DATASET EXCERPTS >>

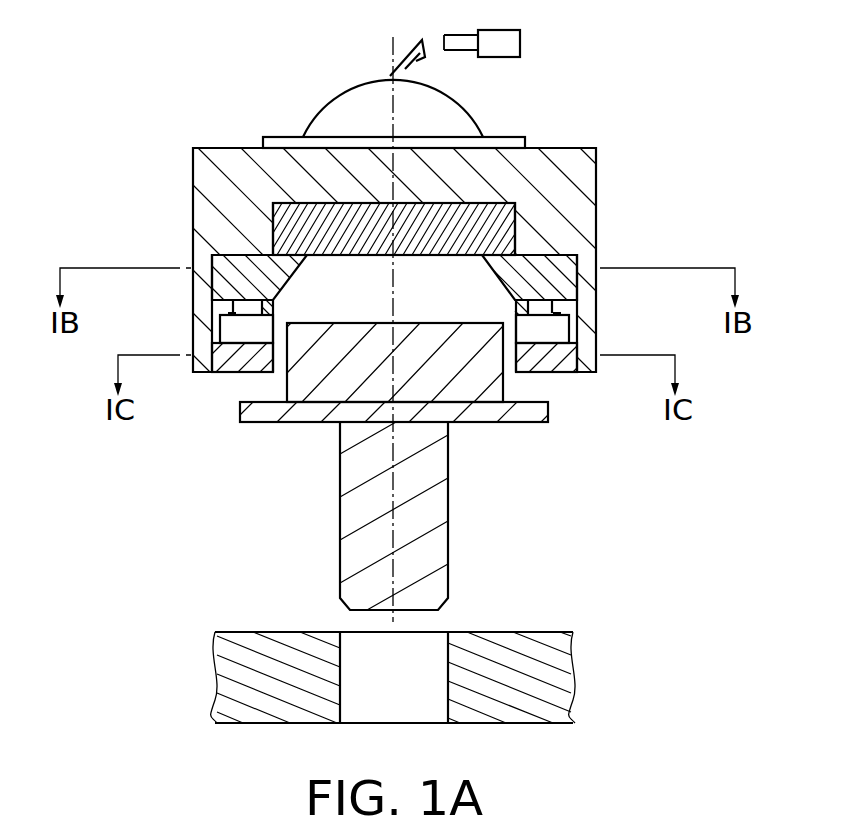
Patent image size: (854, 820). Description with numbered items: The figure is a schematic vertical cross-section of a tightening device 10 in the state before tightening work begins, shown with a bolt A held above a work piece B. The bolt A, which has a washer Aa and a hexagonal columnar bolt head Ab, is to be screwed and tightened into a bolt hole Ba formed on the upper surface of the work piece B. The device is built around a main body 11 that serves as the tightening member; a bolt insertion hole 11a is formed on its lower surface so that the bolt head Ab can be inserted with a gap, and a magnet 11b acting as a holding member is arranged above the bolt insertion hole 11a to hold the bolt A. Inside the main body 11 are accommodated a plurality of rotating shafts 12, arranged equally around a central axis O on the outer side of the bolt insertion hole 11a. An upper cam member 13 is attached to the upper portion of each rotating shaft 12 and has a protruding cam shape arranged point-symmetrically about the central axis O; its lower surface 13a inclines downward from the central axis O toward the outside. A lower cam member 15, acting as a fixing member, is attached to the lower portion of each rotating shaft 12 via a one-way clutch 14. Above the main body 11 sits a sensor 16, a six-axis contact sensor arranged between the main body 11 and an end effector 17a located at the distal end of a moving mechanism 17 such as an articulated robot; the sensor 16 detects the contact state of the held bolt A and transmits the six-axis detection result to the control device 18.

The tightening device 10 is at (566, 86).
The main body 11 is at (577, 175).
The bolt insertion hole 11a is at (505, 355).
The magnet 11b is at (287, 197).
The rotating shaft 12 is at (225, 305).
The upper cam member 13 is at (553, 258).
The lower surface of upper cam member 13a is at (292, 322).
The one-way clutch 14 is at (225, 328).
The lower cam member 15 is at (228, 363).
The sensor 16 is at (525, 143).
The moving mechanism 17 is at (407, 67).
The end effector 17a is at (343, 110).
The control device 18 is at (515, 43).
The bolt A is at (470, 497).
The washer Aa is at (270, 412).
The bolt head Ab is at (328, 385).
The work piece B is at (563, 667).
The bolt hole Ba is at (438, 650).
The central axis O is at (394, 316).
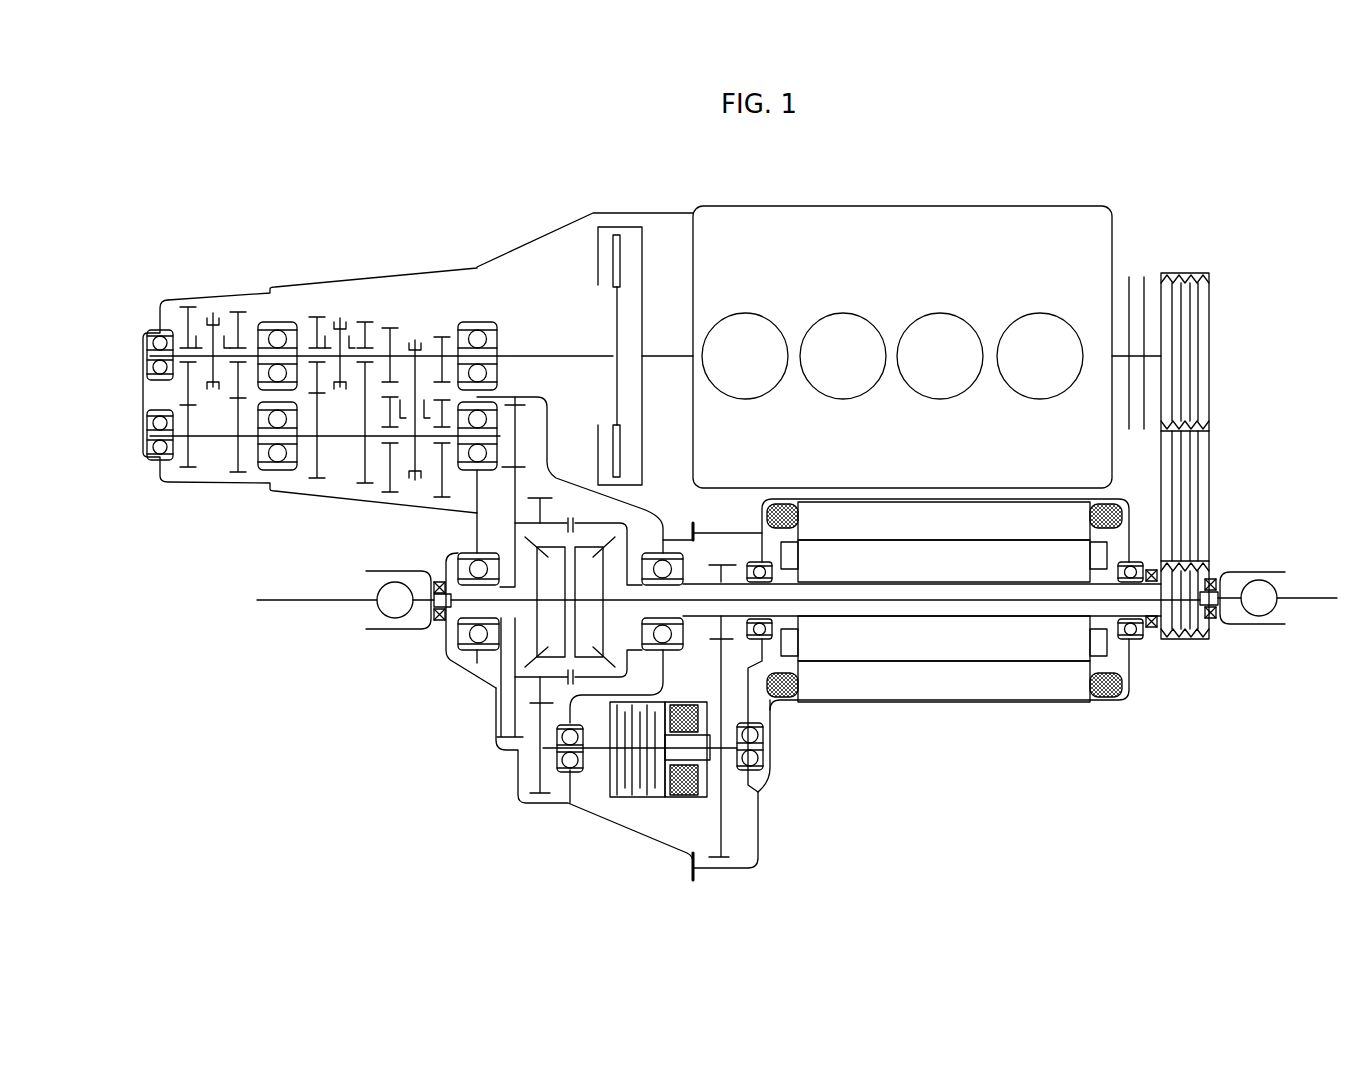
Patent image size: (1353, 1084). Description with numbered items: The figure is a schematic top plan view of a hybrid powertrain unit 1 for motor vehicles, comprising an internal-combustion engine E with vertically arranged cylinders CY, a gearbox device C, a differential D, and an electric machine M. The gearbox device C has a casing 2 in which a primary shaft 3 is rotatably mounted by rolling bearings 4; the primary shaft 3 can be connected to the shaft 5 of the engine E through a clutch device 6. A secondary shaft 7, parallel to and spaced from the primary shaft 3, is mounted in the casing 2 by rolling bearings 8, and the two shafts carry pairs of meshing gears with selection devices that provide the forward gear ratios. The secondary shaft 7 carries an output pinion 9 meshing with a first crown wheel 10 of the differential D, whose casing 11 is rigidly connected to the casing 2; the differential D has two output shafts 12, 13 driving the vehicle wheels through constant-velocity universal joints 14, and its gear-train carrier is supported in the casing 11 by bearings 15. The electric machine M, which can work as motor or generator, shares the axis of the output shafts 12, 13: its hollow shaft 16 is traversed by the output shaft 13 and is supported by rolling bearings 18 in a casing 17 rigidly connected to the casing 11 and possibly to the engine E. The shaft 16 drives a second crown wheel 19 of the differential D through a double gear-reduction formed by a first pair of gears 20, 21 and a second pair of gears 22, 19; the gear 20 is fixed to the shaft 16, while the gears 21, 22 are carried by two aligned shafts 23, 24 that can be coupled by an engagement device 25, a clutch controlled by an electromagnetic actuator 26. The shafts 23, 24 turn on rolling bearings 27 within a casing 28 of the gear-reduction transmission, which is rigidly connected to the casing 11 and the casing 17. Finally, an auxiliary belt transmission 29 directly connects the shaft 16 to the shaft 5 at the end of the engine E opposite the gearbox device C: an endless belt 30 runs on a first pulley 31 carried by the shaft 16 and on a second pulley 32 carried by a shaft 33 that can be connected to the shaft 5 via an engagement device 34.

The hybrid powertrain unit 1 is at (270, 168).
The casing 2 is at (440, 268).
The primary shaft 3 is at (540, 350).
The rolling bearings 4 is at (158, 338).
The shaft of the engine 5 is at (665, 350).
The clutch device 6 is at (650, 240).
The secondary shaft 7 is at (215, 440).
The rolling bearings 8 is at (152, 448).
The output pinion 9 is at (515, 412).
The first crown wheel 10 is at (518, 472).
The casing 11 is at (492, 727).
The output shaft 12 is at (445, 651).
The output shaft 13 is at (1025, 602).
The constant-velocity universal joints 14 is at (390, 605).
The bearings 15 is at (478, 567).
The shaft of the electric machine 16 is at (873, 575).
The casing of the electric machine 17 is at (895, 700).
The rolling bearings 18 is at (760, 560).
The second crown wheel 19 is at (548, 505).
The gear 20 is at (710, 575).
The gear 21 is at (721, 683).
The gear 22 is at (540, 773).
The shaft 23 is at (727, 765).
The shaft 24 is at (597, 755).
The engagement device 25 is at (640, 800).
The electromagnetic actuator 26 is at (690, 795).
The rolling bearings 27 is at (567, 760).
The casing of the gear-reduction transmission 28 is at (686, 860).
The auxiliary belt transmission 29 is at (1228, 478).
The endless belt 30 is at (1195, 520).
The first pulley 31 is at (1190, 640).
The second pulley 32 is at (1190, 330).
The shaft 33 is at (1147, 345).
The engagement device 34 is at (1135, 270).
The gearbox device C is at (142, 356).
The internal-combustion engine E is at (1103, 245).
The cylinders CY is at (835, 318).
The electric machine M is at (955, 672).
The differential D is at (499, 675).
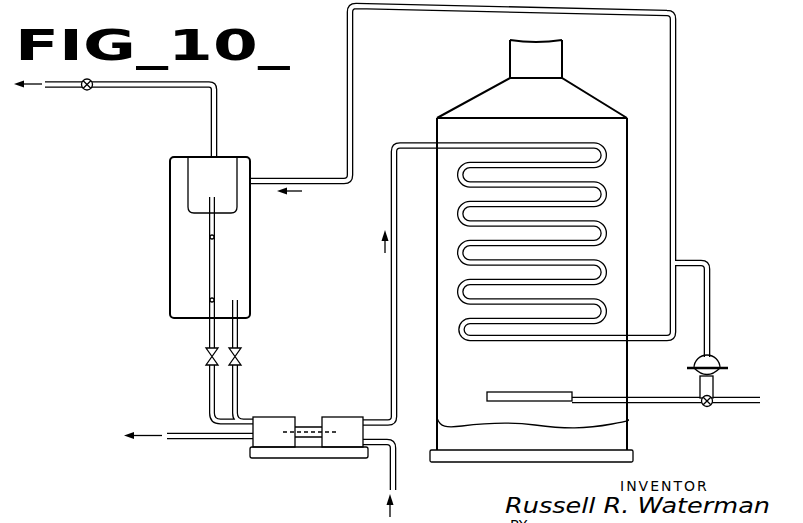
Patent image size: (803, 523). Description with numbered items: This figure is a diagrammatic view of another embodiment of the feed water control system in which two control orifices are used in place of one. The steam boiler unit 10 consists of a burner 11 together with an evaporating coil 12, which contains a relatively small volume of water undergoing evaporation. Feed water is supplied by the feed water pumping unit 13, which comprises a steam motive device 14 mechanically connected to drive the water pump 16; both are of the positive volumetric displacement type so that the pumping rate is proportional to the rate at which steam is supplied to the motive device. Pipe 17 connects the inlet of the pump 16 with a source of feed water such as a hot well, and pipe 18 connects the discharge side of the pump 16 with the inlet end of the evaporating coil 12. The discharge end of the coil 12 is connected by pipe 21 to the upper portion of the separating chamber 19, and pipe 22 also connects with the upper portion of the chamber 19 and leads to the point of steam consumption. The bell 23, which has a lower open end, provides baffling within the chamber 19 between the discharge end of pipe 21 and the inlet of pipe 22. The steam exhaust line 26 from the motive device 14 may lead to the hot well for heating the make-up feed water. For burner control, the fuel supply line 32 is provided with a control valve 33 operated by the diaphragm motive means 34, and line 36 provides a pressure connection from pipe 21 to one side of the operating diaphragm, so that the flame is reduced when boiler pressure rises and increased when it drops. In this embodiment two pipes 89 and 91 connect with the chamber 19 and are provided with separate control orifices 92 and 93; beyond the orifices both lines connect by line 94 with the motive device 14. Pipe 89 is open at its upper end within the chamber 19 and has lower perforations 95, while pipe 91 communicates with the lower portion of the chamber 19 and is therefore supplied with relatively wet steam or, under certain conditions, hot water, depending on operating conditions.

The steam boiler unit 10 is at (488, 92).
The burner 11 is at (561, 392).
The evaporating coil 12 is at (488, 343).
The feed water pumping unit 13 is at (299, 482).
The steam motive device 14 is at (288, 416).
The water pump 16 is at (341, 416).
The pipe 17 is at (387, 477).
The pipe 18 is at (391, 288).
The separating chamber 19 is at (170, 282).
The pipe 21 is at (347, 118).
The pipe 22 is at (142, 90).
The bell 23 is at (188, 182).
The steam exhaust line 26 is at (202, 443).
The fuel supply line 32 is at (650, 403).
The control valve 33 is at (708, 407).
The diaphragm motive means 34 is at (721, 363).
The line 36 is at (711, 315).
The pipe 89 is at (207, 333).
The pipe 91 is at (245, 333).
The control orifice 92 is at (205, 357).
The control orifice 93 is at (243, 357).
The line 94 is at (242, 417).
The lower perforations 95 is at (209, 237).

WRITTEN EXERCISE >> Rewrite the listing, from its start through the line containing "The rotating shaft 12 is at (225, 305).", as a two-column CSV with the headers request and answer. Give one row per request, put each field in quotation marks, replace line breaks with spaces, and omit the pictures.

RESULT OF THE TASK >>
request,answer
"Patent image size: (854, 820). Description with numbered items: The figure is a schematic vertical cross-section of a tightening device 10 in the state before tightening work begins, shown with a bolt A held above a work piece B. The bolt A, which has a washer Aa and a hexagonal columnar bolt head Ab, is to be screwed and tightened into a bolt hole Ba formed on the upper surface of the work piece B. The device is built around a main body 11 that serves as the tightening member; a bolt insertion hole 11a is formed on its lower surface so that the bolt head Ab can be inserted with a gap, and a magnet 11b acting as a holding member is arranged above the bolt insertion hole 11a to hold the bolt A. Inside the main body 11 are accommodated a plurality of rotating shafts 12, arranged equally around a central axis O on the outer side of the bolt insertion hole 11a. An upper cam member 13 is attached to the upper portion of each rotating shaft 12 and has a protruding cam shape arranged point-symmetrically about the central axis O; its lower surface 13a inclines downward from the central axis O toward the outside. A lower cam member 15, acting as a fixing member, is attached to the lower portion of each rotating shaft 12 via a one-way clutch 14. Above the main body 11 sits a sensor 16, a six-axis contact sensor arranged between the main body 11 and an end effector 17a located at the distal end of a moving mechanism 17 such as an articulated robot; the sensor 16 detects the contact state of the held bolt A and transmits the six-axis detection result to the control device 18.","The tightening device 10 is at (566, 86). The main body 11 is at (577, 175). The bolt insertion hole 11a is at (505, 355). The magnet 11b is at (287, 197). The rotating shaft 12 is at (225, 305)."